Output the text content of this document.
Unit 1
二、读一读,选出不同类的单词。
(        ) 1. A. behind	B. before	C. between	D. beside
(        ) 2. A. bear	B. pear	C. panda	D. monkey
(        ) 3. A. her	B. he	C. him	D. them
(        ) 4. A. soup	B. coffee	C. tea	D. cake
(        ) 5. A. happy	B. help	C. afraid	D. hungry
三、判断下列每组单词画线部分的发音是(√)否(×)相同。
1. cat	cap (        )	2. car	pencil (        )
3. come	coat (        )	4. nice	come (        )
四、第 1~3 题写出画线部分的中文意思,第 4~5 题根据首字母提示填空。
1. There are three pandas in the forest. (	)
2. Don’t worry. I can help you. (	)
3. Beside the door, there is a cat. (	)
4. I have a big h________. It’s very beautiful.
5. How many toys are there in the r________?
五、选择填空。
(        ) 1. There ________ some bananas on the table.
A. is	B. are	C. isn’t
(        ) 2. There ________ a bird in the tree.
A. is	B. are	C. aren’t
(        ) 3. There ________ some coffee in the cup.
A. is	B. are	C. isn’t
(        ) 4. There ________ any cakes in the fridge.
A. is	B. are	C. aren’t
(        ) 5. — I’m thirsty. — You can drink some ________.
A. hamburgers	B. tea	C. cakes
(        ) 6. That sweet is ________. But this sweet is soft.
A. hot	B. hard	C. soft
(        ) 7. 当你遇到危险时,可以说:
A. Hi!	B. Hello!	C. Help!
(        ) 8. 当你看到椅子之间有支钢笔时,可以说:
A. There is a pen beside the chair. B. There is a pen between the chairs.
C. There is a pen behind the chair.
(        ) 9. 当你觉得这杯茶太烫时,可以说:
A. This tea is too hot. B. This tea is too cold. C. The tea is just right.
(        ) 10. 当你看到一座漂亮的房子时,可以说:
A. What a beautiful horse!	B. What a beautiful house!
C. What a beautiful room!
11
...
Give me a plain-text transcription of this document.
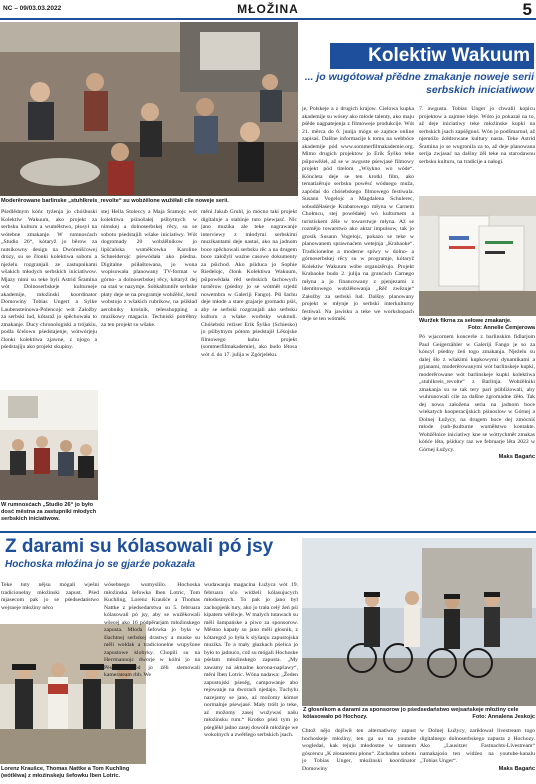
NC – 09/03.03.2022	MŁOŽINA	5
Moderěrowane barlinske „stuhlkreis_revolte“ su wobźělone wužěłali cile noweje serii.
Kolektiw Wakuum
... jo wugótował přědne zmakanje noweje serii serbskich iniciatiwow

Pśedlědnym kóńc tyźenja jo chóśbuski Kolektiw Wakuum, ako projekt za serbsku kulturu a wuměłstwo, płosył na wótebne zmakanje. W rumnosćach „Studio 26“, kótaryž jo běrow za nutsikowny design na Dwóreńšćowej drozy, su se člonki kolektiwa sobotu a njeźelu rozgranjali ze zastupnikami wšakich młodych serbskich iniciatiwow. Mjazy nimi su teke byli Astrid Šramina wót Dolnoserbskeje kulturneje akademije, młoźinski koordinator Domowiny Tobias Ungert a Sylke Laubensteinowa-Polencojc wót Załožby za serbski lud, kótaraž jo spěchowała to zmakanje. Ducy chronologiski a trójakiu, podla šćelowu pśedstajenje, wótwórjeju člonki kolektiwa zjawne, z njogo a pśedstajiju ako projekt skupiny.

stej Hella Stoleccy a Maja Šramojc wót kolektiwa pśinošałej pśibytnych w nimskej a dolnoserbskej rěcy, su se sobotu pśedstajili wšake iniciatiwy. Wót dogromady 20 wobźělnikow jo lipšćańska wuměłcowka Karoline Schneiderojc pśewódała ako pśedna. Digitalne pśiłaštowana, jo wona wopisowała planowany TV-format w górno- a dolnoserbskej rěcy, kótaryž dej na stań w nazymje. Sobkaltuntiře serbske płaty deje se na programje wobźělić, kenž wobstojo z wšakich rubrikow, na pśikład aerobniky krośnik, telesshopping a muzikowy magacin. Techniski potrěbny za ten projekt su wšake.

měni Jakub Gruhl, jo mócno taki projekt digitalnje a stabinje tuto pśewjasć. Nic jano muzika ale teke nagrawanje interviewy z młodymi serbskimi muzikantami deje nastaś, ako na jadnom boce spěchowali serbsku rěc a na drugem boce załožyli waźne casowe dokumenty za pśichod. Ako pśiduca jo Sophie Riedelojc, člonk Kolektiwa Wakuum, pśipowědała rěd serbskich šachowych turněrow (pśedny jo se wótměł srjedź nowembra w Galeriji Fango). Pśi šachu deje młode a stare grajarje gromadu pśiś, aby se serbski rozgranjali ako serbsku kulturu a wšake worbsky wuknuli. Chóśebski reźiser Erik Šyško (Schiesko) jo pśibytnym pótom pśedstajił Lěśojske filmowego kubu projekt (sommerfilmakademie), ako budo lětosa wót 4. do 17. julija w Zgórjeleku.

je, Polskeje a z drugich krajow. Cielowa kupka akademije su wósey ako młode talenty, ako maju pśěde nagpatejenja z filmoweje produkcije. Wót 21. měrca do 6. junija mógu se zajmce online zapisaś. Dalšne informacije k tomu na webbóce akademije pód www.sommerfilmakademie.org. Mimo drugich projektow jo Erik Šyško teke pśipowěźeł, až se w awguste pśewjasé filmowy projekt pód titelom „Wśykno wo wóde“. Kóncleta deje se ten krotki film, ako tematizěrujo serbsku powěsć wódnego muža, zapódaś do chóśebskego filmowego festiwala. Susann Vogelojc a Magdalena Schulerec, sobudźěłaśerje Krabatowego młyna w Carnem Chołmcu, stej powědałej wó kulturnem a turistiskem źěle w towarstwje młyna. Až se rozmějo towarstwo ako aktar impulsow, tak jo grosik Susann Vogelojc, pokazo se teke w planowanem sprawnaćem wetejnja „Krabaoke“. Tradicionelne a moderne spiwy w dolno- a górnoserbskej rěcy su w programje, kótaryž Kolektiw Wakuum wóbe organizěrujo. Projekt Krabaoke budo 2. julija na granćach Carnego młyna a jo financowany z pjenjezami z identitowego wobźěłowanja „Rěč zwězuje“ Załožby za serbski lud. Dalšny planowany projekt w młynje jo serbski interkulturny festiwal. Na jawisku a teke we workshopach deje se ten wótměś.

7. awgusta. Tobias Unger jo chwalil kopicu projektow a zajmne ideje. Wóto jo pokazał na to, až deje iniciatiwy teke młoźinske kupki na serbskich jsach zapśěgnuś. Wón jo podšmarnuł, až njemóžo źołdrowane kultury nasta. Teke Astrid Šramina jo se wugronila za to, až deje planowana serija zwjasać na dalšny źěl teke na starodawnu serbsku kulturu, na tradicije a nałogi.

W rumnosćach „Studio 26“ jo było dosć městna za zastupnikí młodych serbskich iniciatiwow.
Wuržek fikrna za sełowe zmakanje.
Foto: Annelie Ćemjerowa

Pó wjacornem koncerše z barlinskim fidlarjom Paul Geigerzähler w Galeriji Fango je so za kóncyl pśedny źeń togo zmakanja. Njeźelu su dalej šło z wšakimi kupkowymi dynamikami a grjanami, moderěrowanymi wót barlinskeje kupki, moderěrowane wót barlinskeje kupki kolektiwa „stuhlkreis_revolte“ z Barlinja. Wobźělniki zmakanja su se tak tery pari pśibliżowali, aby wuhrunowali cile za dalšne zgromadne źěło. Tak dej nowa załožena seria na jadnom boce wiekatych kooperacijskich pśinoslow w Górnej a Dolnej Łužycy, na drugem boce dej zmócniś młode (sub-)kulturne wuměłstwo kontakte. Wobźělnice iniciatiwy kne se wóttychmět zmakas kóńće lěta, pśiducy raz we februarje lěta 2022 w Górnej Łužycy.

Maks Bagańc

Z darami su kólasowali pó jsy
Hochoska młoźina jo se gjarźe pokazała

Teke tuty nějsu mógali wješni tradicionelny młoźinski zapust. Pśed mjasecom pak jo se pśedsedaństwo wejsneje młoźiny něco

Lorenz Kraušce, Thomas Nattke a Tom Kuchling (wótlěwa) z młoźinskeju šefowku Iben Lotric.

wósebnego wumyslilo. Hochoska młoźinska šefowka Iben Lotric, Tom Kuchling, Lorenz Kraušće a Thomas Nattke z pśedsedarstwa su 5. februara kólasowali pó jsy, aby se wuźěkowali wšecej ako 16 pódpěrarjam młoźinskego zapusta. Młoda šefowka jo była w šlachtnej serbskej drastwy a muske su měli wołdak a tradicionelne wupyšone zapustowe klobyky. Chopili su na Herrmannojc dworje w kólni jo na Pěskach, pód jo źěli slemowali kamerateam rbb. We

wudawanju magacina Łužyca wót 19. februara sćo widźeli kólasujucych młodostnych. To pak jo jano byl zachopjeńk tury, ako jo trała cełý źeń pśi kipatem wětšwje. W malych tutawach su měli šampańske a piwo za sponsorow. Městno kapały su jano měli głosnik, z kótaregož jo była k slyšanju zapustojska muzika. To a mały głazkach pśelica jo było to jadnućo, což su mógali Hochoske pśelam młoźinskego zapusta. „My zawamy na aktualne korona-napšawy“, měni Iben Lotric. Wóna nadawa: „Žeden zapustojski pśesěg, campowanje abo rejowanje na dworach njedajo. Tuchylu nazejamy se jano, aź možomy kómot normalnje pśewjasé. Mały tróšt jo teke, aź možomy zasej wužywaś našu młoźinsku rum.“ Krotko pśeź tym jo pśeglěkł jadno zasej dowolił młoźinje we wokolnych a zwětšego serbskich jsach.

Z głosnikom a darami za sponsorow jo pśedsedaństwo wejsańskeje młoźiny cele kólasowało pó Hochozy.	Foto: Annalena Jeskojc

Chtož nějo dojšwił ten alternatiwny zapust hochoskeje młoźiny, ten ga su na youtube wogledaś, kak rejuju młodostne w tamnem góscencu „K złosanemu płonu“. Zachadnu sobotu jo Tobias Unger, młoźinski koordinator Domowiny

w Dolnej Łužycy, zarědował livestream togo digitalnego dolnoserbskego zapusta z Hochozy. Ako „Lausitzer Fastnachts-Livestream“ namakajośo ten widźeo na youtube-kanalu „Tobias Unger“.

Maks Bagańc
* * *
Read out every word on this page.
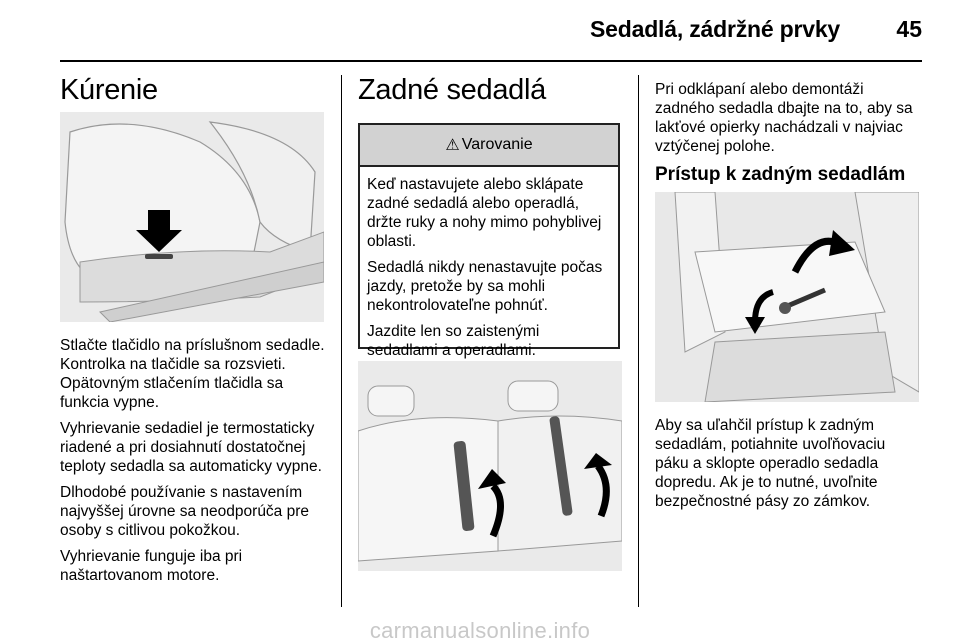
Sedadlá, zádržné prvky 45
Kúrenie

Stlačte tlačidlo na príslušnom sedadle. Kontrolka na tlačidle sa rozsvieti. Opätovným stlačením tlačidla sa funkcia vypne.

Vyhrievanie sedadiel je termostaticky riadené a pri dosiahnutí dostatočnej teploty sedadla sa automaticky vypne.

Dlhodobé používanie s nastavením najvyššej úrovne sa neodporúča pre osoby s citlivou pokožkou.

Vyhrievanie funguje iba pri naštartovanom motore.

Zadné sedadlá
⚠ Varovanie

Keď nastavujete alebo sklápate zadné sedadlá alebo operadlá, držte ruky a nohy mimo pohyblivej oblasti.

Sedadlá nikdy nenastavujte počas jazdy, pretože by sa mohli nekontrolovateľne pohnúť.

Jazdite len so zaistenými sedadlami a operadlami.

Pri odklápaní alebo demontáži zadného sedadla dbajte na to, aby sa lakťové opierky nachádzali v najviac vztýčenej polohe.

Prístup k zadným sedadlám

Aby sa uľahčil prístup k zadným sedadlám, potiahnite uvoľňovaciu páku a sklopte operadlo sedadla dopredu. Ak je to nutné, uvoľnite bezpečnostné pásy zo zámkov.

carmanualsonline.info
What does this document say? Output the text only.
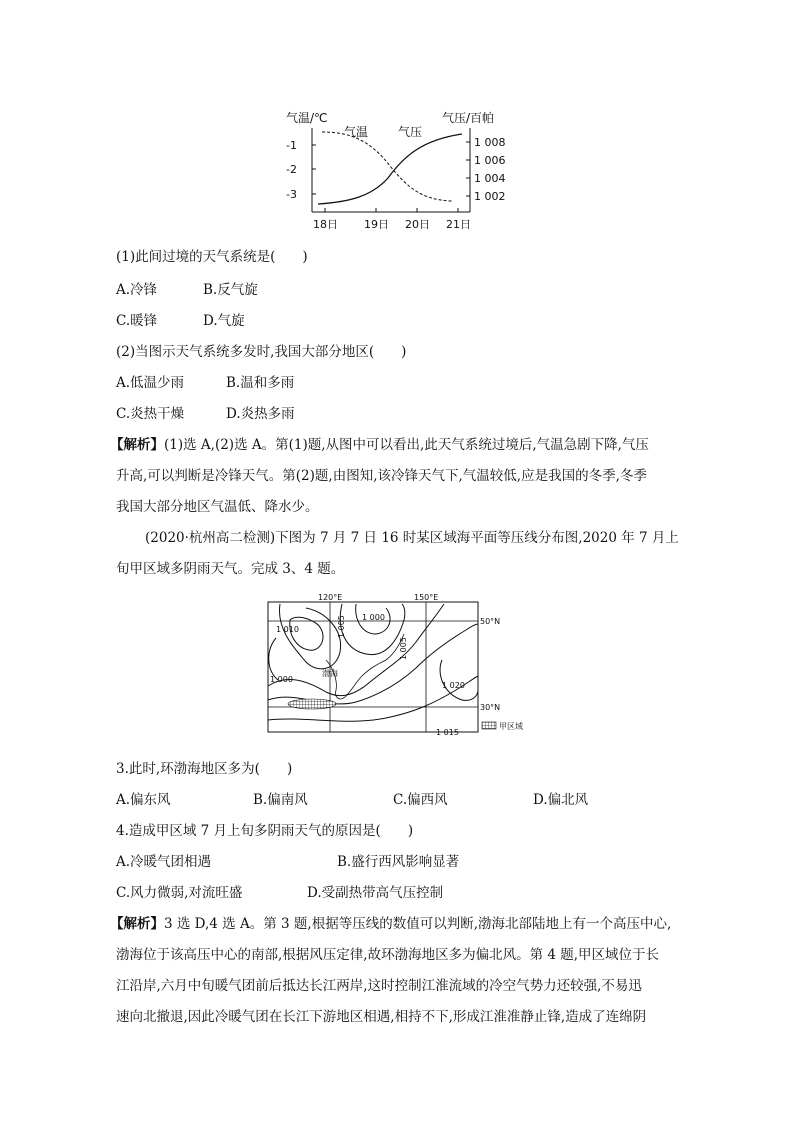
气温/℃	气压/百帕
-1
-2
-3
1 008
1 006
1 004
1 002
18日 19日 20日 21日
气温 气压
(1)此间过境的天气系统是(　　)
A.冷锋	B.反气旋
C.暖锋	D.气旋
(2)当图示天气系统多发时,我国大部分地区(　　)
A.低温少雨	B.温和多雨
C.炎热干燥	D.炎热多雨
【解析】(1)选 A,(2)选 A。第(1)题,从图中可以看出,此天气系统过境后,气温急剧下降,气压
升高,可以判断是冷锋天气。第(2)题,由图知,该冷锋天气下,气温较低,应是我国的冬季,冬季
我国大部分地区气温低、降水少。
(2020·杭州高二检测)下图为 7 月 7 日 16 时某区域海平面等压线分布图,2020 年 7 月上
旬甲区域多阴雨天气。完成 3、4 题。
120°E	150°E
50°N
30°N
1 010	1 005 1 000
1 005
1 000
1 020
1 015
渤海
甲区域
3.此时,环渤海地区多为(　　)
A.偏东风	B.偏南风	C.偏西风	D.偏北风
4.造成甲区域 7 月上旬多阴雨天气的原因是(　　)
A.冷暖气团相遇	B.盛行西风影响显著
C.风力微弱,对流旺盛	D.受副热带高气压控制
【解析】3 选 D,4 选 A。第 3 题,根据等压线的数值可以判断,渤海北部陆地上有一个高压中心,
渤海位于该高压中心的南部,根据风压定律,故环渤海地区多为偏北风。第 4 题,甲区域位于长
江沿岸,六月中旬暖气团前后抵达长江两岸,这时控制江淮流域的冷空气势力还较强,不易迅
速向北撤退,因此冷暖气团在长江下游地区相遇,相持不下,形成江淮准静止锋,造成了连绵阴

Task instructions ▸ Copy out each line of the data containing the string "alebo".

Final answer ▸
Keď nastavujete alebo sklápate zadné sedadlá alebo operadlá, držte ruky a nohy mimo pohyblivej oblasti.
Pri odklápaní alebo demontáži zadného sedadla dbajte na to, aby sa lakťové opierky nachádzali v najviac vztýčenej polohe.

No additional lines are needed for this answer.